*Work required*
Say how many lines include the word "ylabel", using only a number.

*Material for the task*
================
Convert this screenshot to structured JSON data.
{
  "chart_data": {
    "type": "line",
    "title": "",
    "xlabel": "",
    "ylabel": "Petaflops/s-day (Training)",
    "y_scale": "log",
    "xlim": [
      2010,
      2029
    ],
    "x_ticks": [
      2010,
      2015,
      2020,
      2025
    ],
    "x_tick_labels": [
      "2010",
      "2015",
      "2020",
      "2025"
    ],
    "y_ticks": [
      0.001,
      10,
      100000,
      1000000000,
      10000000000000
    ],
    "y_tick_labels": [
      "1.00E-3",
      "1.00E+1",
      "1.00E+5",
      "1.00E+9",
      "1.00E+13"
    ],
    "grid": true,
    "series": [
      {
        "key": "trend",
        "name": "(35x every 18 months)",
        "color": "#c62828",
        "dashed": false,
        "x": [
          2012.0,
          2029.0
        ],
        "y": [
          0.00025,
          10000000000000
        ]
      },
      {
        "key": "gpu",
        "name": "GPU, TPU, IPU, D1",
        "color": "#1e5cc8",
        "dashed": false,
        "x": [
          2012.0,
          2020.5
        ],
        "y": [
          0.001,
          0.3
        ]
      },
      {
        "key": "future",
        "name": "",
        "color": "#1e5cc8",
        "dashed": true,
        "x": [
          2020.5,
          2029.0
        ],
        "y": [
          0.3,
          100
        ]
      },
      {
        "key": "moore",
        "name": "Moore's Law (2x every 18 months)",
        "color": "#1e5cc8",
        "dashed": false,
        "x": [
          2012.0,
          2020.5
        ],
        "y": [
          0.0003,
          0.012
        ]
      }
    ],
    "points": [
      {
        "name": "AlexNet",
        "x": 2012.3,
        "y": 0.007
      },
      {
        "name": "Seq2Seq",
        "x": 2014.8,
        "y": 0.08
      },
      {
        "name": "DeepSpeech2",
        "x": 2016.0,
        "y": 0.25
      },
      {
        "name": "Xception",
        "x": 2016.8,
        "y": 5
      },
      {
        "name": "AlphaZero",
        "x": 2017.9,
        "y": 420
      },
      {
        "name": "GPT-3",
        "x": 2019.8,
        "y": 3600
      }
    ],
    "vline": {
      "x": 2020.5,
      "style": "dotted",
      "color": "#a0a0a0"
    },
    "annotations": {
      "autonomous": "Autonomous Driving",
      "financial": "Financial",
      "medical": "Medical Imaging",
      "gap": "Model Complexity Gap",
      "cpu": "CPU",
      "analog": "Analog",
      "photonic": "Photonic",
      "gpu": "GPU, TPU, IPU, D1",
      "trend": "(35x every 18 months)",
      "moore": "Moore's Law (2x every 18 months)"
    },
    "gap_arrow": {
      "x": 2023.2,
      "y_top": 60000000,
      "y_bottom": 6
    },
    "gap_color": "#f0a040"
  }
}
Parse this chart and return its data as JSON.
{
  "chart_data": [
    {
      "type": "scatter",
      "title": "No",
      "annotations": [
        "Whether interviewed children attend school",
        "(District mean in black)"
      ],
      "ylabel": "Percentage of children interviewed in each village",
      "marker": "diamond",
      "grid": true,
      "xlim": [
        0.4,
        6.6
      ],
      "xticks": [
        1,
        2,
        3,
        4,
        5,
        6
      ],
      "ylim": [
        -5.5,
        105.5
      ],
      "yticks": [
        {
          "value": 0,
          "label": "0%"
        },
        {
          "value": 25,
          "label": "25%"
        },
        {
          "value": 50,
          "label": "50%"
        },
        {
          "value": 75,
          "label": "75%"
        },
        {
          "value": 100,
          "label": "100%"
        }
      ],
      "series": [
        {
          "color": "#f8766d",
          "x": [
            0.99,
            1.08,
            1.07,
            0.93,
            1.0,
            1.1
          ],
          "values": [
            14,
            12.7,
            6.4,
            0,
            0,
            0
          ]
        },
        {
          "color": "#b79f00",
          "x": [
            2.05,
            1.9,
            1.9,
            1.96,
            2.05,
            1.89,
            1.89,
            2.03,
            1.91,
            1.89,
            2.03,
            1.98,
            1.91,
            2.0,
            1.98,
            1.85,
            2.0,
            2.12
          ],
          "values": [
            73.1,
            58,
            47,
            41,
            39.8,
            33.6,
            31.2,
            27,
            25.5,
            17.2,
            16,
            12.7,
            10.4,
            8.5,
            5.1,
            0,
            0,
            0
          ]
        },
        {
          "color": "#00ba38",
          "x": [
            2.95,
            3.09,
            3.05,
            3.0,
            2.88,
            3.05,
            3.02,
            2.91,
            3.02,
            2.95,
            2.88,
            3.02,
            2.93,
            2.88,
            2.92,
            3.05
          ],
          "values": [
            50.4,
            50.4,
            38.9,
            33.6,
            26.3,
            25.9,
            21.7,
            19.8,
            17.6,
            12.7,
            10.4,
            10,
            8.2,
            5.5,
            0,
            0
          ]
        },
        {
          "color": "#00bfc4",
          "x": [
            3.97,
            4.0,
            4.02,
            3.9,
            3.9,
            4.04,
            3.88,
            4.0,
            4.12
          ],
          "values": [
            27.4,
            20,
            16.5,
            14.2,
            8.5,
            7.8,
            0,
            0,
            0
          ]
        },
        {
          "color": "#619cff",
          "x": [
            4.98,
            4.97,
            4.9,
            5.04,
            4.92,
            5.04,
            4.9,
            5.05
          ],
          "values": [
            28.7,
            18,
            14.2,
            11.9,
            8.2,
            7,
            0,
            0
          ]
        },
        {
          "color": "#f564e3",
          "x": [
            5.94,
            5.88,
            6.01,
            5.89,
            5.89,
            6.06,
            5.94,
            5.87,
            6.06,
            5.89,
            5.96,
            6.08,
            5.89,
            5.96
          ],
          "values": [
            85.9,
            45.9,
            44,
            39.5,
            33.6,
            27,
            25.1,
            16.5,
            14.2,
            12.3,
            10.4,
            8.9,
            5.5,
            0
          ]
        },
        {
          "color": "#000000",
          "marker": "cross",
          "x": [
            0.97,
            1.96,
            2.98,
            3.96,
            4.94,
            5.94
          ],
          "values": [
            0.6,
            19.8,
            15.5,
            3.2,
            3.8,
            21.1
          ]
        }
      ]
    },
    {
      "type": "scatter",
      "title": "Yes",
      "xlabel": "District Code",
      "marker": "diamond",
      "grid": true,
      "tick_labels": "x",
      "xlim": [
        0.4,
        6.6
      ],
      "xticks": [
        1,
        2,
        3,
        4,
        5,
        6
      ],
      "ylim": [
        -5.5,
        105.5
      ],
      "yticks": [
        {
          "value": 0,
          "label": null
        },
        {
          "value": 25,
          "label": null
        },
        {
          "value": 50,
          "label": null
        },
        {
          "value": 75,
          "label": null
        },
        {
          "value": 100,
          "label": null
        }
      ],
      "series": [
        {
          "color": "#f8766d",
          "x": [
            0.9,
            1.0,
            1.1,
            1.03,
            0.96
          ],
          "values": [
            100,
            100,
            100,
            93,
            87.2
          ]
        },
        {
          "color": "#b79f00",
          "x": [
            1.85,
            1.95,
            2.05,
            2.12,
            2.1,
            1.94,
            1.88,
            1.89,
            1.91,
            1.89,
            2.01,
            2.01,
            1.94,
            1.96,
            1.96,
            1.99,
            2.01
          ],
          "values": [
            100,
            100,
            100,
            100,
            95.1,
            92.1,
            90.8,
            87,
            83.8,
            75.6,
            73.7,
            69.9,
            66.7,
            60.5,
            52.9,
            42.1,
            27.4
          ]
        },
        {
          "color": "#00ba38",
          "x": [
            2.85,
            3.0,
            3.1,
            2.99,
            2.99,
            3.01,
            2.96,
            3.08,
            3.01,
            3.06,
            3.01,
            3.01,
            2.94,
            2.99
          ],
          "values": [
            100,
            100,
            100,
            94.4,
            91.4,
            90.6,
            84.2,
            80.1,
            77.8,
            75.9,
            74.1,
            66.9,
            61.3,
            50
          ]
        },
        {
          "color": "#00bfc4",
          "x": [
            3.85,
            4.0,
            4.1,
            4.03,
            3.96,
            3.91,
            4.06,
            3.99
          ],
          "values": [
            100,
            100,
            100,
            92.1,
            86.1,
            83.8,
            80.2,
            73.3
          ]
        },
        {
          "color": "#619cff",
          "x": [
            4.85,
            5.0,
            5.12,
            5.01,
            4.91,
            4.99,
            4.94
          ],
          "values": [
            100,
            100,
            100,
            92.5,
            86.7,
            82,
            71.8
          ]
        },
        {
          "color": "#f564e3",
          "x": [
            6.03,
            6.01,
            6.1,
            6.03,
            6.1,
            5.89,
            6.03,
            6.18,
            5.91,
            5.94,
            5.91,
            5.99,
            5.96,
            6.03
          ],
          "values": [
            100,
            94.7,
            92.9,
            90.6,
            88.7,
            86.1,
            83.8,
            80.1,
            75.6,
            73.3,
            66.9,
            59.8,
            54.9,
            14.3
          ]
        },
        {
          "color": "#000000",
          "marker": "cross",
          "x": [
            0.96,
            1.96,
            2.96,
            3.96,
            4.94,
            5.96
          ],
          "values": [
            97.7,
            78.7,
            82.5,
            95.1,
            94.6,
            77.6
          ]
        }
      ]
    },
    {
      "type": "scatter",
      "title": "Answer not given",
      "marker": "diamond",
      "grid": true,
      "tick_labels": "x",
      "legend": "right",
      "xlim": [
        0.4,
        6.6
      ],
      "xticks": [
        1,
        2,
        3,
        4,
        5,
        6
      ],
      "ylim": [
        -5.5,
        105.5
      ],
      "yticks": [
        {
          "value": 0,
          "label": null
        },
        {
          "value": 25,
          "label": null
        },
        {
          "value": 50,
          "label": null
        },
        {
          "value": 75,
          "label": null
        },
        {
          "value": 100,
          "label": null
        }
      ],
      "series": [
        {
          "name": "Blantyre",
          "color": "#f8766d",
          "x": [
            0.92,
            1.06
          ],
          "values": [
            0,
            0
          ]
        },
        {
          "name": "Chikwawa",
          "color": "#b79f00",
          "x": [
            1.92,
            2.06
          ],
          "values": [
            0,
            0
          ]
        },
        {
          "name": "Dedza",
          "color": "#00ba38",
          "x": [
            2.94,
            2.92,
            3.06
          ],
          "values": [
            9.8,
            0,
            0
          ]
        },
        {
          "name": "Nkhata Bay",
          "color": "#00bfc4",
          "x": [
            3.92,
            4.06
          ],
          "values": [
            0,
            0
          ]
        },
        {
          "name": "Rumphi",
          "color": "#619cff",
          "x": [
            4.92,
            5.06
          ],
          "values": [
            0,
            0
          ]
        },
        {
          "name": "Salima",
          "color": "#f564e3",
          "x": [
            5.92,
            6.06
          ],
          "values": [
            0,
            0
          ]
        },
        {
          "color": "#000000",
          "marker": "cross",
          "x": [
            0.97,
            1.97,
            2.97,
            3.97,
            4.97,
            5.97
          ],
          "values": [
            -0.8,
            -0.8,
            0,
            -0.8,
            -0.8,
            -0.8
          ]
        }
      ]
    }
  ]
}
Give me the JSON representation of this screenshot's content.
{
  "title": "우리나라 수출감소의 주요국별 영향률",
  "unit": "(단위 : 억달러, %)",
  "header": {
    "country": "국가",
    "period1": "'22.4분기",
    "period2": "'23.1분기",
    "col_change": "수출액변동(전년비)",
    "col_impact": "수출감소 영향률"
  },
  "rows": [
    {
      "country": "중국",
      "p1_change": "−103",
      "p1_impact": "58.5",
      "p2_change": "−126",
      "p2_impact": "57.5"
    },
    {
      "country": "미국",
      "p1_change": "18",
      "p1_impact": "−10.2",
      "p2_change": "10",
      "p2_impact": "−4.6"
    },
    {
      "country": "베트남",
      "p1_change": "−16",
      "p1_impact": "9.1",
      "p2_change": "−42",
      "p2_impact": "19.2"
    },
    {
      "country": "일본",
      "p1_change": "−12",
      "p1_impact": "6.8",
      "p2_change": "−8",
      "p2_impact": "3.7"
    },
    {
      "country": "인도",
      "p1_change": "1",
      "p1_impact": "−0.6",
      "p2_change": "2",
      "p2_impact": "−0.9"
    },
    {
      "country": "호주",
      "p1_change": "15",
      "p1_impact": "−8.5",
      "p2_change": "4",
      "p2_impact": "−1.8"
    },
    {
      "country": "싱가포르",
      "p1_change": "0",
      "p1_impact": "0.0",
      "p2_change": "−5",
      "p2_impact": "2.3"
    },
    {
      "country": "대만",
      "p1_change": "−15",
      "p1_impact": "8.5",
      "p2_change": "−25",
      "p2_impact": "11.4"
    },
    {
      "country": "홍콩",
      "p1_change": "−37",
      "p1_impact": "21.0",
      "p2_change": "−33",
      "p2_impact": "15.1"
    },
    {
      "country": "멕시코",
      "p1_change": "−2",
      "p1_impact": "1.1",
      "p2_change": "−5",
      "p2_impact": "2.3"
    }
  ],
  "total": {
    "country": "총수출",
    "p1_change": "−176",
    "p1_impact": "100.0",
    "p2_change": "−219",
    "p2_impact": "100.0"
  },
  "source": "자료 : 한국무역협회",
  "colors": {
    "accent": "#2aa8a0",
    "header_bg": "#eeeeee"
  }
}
================
*Written solution*
2